=== RECORDS TO USE ===

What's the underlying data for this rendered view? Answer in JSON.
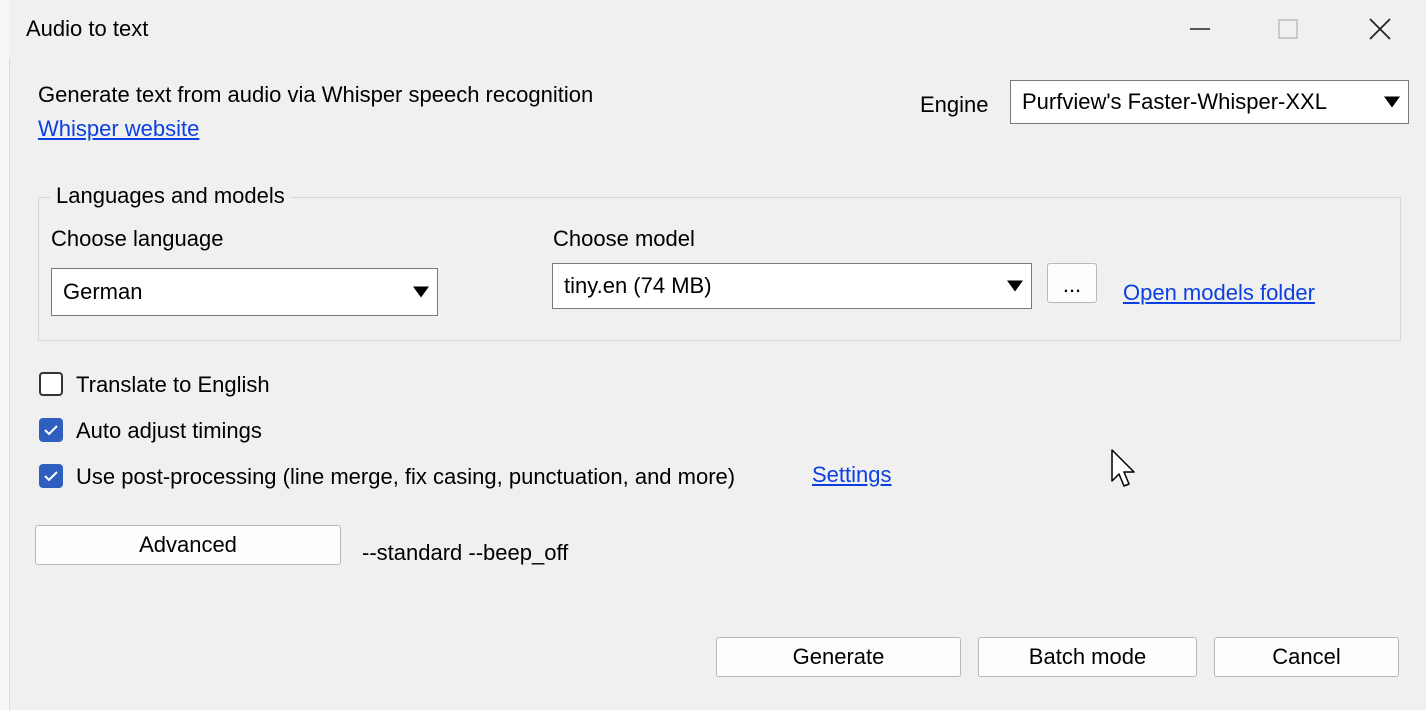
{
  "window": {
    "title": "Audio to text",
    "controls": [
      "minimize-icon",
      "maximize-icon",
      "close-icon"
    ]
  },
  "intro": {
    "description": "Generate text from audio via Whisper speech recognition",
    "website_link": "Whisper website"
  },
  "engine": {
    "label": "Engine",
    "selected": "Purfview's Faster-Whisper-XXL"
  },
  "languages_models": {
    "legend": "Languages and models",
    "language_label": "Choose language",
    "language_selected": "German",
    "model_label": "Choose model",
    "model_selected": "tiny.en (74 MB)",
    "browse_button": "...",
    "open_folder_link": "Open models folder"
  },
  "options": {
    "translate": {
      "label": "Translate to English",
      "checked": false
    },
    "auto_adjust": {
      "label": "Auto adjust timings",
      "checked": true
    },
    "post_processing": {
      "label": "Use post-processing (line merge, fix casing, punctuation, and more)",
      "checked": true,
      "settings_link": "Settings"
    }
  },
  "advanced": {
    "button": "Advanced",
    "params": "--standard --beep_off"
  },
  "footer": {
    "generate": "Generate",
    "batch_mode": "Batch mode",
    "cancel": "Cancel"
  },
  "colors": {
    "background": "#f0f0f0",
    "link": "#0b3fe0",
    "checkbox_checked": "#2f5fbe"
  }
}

===
=== RECORDS TO USE ===

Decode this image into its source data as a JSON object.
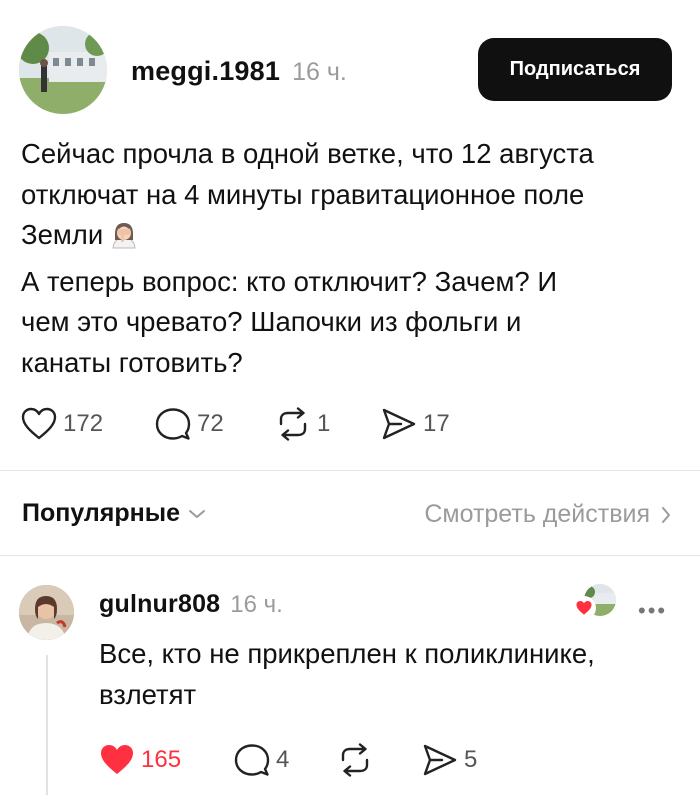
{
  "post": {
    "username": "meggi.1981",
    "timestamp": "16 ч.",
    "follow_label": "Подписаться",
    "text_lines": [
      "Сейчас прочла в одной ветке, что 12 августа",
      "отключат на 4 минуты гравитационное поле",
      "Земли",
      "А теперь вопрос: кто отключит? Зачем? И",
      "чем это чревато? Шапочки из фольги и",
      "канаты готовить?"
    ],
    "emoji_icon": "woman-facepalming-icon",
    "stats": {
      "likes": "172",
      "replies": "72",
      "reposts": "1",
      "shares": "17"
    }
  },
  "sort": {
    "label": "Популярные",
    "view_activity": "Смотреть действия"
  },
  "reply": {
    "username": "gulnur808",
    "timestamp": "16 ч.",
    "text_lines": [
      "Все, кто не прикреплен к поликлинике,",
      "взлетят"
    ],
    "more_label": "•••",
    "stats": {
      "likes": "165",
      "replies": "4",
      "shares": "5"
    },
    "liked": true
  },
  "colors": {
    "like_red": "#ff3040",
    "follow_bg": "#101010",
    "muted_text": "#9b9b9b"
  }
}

===

Reply with one number only: the count of lines in the entries that contain "Generate".

ANSWER TO THIS TASK:
2